++++ Dataset records

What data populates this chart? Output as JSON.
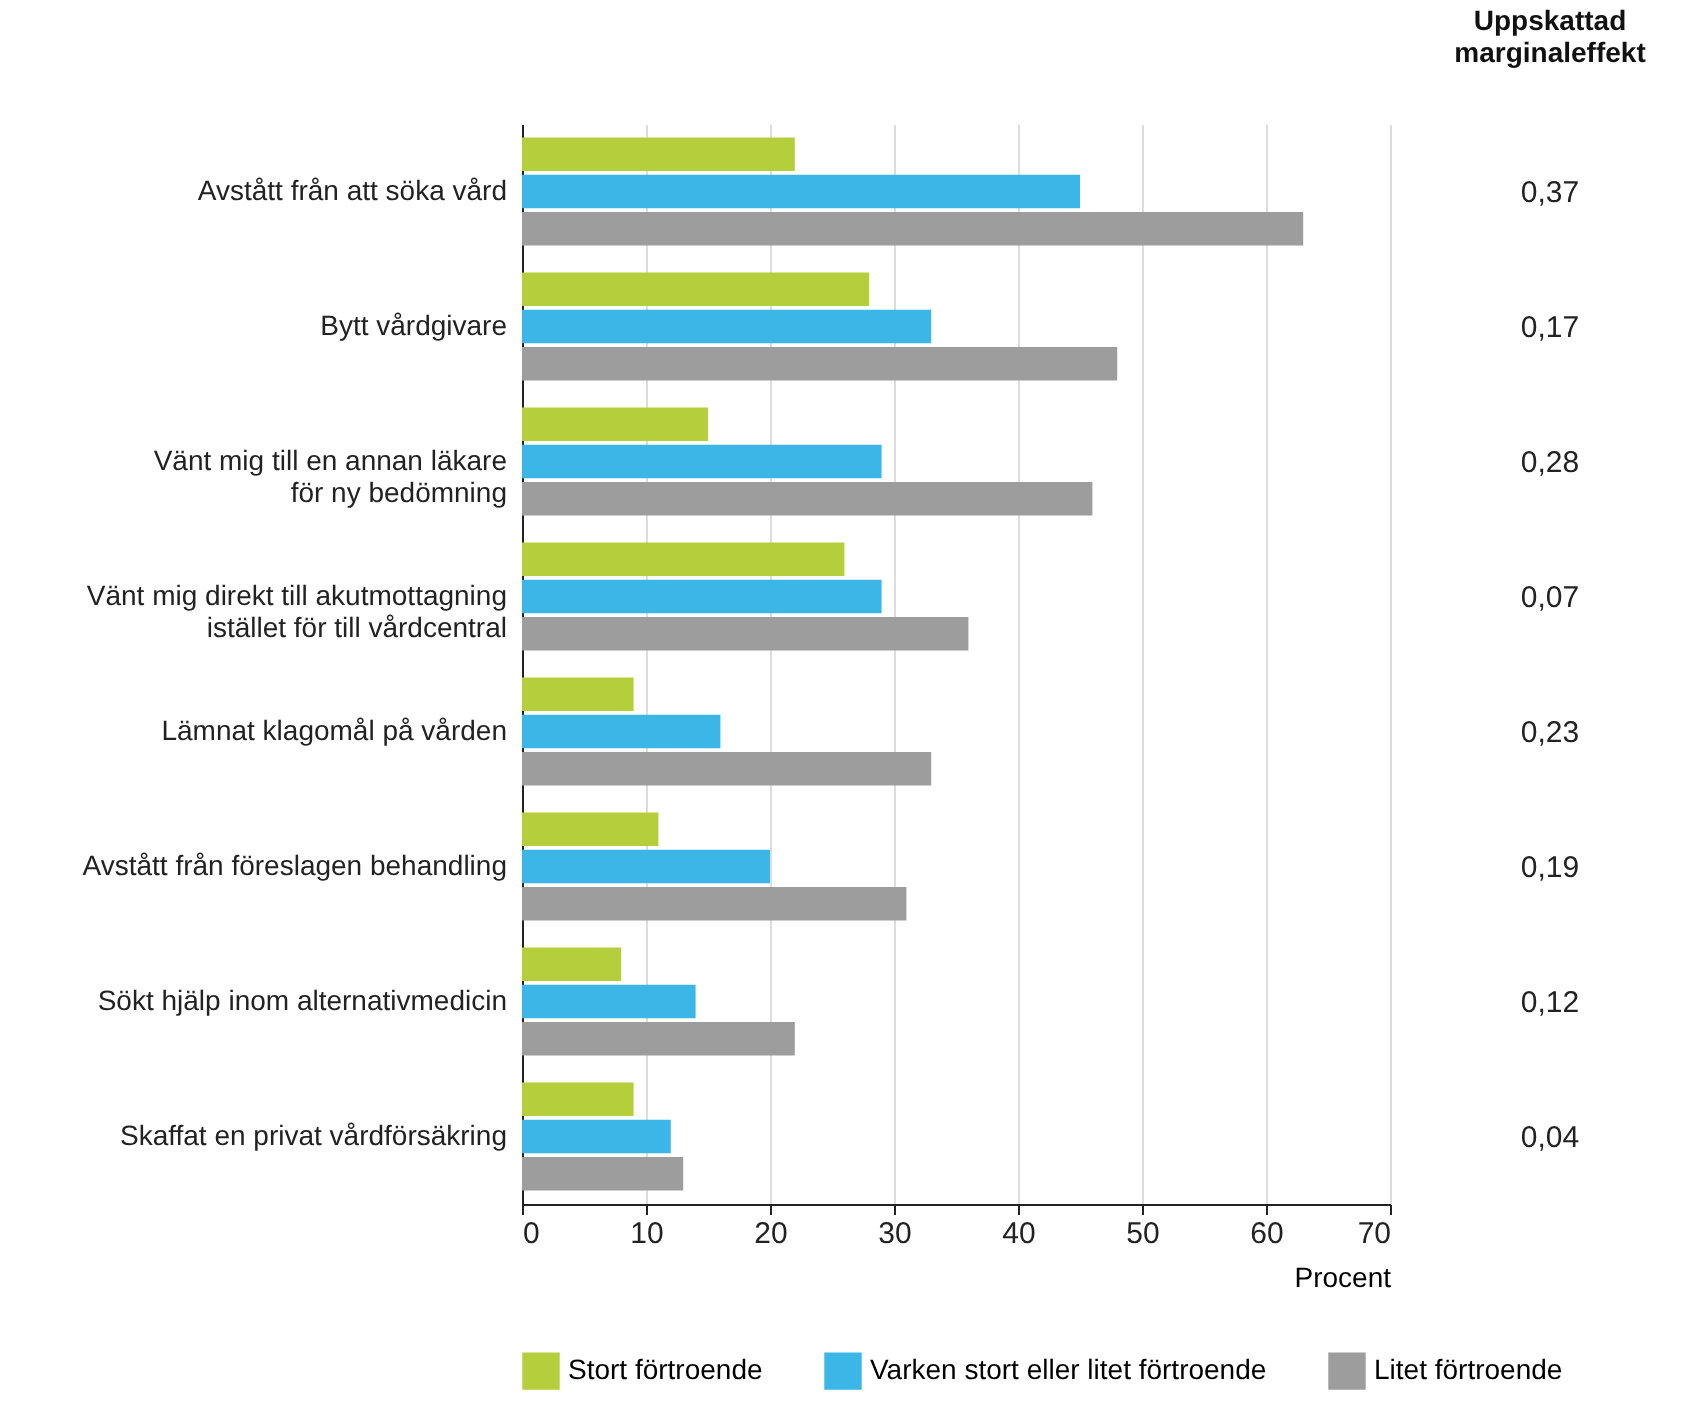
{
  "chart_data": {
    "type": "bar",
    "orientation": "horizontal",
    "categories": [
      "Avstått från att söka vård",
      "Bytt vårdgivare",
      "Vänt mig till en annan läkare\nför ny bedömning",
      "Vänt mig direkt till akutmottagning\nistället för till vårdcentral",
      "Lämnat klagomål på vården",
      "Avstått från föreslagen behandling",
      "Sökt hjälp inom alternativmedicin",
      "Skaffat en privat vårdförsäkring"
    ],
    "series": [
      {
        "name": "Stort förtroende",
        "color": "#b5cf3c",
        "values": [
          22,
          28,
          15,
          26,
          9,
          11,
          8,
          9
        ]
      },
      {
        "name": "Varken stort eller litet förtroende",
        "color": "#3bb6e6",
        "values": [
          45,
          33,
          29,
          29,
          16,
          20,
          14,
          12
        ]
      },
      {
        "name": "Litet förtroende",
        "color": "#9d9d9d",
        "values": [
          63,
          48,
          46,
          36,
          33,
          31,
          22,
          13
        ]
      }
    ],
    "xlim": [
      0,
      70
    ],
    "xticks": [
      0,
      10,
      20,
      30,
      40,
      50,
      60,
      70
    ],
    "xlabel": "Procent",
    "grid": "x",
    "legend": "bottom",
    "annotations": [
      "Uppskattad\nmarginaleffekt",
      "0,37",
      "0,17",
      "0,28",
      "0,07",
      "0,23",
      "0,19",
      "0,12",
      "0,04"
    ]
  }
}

++++++++
++++ Dataset records

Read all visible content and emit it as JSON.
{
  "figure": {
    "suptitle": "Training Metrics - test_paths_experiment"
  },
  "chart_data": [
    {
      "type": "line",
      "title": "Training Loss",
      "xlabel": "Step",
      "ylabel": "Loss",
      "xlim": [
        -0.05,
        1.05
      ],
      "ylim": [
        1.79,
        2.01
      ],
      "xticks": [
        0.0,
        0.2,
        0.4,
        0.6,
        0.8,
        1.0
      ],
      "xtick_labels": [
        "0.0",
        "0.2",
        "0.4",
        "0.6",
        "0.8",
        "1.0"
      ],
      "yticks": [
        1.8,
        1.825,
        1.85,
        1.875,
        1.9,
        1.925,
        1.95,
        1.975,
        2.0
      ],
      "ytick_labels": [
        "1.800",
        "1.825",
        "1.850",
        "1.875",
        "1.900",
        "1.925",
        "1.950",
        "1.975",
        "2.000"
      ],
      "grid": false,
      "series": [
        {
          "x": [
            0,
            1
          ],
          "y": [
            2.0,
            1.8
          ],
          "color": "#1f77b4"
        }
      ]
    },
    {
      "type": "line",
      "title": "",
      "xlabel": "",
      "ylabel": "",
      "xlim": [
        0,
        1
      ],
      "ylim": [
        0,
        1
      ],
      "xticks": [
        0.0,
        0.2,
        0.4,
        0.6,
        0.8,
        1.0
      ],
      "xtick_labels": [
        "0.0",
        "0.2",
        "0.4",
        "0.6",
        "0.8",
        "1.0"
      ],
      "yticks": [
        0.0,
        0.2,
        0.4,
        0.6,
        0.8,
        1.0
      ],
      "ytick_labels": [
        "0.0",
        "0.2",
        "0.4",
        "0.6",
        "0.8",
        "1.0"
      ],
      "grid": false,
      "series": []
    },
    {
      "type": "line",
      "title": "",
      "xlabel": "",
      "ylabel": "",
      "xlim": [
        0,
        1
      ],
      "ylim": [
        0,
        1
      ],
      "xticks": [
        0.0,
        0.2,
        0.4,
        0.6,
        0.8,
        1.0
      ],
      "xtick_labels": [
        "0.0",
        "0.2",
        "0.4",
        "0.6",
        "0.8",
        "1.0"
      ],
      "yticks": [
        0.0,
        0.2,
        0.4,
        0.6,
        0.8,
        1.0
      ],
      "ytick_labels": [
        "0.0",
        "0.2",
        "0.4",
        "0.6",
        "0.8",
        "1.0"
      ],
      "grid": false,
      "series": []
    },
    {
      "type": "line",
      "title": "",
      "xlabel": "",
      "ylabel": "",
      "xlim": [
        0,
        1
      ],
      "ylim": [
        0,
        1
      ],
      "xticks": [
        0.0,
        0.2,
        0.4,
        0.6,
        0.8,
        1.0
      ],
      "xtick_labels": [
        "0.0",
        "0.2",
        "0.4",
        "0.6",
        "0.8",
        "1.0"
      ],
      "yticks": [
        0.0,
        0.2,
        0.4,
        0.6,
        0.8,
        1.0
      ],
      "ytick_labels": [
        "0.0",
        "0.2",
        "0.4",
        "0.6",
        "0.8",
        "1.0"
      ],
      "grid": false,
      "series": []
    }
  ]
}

++++++++
++++ Dataset records

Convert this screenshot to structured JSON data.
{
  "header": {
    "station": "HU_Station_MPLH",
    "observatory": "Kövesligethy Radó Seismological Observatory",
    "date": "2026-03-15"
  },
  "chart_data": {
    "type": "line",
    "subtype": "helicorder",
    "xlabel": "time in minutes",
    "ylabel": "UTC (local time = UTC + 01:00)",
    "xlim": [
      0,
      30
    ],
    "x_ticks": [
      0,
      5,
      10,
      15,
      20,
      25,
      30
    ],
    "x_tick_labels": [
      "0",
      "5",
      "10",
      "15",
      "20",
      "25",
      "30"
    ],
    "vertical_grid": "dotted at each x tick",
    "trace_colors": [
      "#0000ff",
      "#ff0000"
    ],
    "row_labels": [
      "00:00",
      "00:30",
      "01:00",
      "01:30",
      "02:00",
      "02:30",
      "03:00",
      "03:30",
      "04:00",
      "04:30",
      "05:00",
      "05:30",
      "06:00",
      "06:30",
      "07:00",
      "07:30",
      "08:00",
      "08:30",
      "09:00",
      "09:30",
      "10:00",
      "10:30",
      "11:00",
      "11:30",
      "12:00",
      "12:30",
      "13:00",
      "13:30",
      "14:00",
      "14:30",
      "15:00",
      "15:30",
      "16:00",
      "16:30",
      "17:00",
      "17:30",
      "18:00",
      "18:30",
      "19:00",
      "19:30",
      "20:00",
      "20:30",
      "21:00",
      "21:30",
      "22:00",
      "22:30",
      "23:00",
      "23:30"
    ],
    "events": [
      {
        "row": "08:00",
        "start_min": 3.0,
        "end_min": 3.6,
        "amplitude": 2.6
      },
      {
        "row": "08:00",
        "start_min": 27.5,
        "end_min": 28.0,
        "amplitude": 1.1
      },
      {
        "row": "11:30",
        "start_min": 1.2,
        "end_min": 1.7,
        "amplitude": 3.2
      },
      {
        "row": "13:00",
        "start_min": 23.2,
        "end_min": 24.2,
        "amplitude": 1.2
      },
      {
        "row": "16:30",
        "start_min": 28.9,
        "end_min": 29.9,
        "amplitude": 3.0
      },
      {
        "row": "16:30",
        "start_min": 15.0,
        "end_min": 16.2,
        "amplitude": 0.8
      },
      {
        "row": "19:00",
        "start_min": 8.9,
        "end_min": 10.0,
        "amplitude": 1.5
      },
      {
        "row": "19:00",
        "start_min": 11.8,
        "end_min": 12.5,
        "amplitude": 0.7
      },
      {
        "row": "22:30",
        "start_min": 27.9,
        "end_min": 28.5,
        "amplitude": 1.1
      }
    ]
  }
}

++++++++

◆ To be done: Search the material above for "Vänt". Pull out each line where it shows up.

◆ Result below:
      "Vänt mig till en annan läkare\nför ny bedömning",
      "Vänt mig direkt till akutmottagning\nistället för till vårdcentral",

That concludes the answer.